**SET TASK:** State only how many lines below include the string "Accuracy".

**DATA RECORDS:**
------------------------------------------------

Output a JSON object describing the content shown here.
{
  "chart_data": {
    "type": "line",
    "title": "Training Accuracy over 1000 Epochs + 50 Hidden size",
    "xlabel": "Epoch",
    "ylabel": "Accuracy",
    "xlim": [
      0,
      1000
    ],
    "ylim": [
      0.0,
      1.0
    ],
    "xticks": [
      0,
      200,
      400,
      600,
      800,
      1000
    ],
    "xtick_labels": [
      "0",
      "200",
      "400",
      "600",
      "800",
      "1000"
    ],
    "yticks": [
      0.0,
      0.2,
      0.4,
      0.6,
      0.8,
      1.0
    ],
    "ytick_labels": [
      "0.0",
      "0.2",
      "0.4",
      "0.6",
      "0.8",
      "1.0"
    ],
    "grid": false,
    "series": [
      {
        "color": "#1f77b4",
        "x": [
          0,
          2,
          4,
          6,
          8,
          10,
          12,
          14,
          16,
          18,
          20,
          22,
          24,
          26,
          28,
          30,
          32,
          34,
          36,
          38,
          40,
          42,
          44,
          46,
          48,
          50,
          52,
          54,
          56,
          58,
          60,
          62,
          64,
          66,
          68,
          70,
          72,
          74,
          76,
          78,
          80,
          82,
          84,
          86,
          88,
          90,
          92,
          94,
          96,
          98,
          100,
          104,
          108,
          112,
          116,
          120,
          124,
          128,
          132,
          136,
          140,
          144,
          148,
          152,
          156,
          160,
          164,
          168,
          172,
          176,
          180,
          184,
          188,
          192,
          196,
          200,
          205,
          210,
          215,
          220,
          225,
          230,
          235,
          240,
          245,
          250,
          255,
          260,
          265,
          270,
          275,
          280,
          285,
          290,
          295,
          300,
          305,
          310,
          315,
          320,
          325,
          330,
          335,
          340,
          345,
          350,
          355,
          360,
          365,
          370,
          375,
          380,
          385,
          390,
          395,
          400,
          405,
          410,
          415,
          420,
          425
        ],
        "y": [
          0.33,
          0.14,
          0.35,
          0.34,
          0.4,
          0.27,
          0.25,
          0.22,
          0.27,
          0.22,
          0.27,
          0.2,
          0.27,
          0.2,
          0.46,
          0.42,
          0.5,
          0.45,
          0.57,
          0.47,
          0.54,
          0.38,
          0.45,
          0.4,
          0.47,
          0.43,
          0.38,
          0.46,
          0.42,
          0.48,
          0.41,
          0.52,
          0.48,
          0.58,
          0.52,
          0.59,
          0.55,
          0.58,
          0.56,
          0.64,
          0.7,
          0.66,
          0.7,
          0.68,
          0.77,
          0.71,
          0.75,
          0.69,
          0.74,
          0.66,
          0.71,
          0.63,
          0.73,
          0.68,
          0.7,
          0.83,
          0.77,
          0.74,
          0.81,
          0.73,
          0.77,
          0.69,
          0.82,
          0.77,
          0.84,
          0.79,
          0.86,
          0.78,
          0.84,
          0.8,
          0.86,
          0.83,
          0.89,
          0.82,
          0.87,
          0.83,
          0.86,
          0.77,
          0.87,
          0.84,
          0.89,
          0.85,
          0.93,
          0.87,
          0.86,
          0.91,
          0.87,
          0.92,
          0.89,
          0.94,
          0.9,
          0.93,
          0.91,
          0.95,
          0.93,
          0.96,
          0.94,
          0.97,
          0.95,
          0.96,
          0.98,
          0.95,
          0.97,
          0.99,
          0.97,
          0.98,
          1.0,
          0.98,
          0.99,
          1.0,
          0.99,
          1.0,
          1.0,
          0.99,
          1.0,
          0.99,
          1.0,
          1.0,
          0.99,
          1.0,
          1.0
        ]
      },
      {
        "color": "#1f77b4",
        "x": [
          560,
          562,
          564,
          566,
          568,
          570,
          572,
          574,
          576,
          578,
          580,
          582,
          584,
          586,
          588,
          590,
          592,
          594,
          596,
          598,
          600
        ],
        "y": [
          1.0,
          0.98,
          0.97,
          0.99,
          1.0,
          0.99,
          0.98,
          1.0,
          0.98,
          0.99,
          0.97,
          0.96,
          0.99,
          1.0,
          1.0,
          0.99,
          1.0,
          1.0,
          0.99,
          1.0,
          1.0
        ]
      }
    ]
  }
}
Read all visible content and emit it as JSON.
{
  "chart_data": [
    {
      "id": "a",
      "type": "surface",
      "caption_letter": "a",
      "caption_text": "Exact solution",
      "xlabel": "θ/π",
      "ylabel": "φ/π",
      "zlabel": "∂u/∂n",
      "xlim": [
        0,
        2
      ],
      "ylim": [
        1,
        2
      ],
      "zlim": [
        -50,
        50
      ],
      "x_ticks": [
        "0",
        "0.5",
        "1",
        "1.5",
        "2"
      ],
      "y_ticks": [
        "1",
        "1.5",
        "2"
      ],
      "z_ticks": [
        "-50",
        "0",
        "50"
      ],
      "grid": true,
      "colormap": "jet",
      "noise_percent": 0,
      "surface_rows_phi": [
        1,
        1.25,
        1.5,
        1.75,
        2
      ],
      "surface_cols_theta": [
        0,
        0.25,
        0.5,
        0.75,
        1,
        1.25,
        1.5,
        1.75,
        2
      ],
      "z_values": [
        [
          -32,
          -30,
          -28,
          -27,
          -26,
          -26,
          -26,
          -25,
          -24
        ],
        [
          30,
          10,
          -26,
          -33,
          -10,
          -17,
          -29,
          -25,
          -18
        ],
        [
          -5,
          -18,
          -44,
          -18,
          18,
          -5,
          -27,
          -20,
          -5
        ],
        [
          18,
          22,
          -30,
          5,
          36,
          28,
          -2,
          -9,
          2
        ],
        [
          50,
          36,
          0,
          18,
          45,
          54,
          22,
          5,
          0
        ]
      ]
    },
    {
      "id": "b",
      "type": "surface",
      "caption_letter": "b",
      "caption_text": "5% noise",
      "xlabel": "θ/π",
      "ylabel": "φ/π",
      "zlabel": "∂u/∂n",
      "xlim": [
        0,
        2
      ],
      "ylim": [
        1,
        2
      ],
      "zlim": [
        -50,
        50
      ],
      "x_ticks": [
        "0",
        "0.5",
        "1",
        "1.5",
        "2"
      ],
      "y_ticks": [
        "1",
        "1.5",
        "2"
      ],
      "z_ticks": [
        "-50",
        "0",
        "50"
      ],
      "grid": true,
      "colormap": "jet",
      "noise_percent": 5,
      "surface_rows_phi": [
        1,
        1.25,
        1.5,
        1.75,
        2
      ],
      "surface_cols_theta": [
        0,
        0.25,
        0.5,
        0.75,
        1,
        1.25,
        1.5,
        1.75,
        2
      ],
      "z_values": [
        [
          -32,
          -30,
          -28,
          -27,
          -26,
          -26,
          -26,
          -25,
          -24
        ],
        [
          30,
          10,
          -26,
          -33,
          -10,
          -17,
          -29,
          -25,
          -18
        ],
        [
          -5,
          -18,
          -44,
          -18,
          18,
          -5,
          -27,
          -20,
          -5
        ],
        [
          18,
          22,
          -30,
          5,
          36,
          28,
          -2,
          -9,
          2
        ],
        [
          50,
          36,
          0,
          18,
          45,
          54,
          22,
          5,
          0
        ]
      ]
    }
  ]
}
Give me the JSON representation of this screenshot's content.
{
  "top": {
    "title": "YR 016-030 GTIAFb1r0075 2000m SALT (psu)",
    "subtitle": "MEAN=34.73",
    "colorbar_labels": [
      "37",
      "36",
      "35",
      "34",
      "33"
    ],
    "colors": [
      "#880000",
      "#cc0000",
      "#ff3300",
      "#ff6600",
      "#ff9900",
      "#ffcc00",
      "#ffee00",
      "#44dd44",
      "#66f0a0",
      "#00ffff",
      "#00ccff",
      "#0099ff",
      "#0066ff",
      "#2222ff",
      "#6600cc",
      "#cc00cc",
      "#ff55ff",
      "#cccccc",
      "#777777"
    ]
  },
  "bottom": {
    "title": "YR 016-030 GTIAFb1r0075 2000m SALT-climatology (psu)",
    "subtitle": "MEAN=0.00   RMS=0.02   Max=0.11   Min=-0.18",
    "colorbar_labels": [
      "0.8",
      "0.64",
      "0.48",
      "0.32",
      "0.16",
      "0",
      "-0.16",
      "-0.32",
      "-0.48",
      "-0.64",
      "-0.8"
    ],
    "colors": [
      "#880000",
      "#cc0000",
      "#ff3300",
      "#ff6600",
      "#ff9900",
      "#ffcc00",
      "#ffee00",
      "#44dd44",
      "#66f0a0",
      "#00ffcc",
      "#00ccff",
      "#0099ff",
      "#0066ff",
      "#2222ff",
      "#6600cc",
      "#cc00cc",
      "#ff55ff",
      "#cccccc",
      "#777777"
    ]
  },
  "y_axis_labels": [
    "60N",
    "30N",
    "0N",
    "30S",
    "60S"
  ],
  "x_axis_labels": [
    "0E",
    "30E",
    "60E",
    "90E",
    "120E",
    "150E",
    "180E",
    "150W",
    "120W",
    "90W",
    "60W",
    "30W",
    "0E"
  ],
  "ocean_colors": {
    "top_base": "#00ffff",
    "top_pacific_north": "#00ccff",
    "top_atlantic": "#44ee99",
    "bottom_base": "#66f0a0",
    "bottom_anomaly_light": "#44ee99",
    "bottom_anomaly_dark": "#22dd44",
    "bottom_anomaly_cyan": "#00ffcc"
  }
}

------------------------------------------------

**TASK OUTPUT:** 2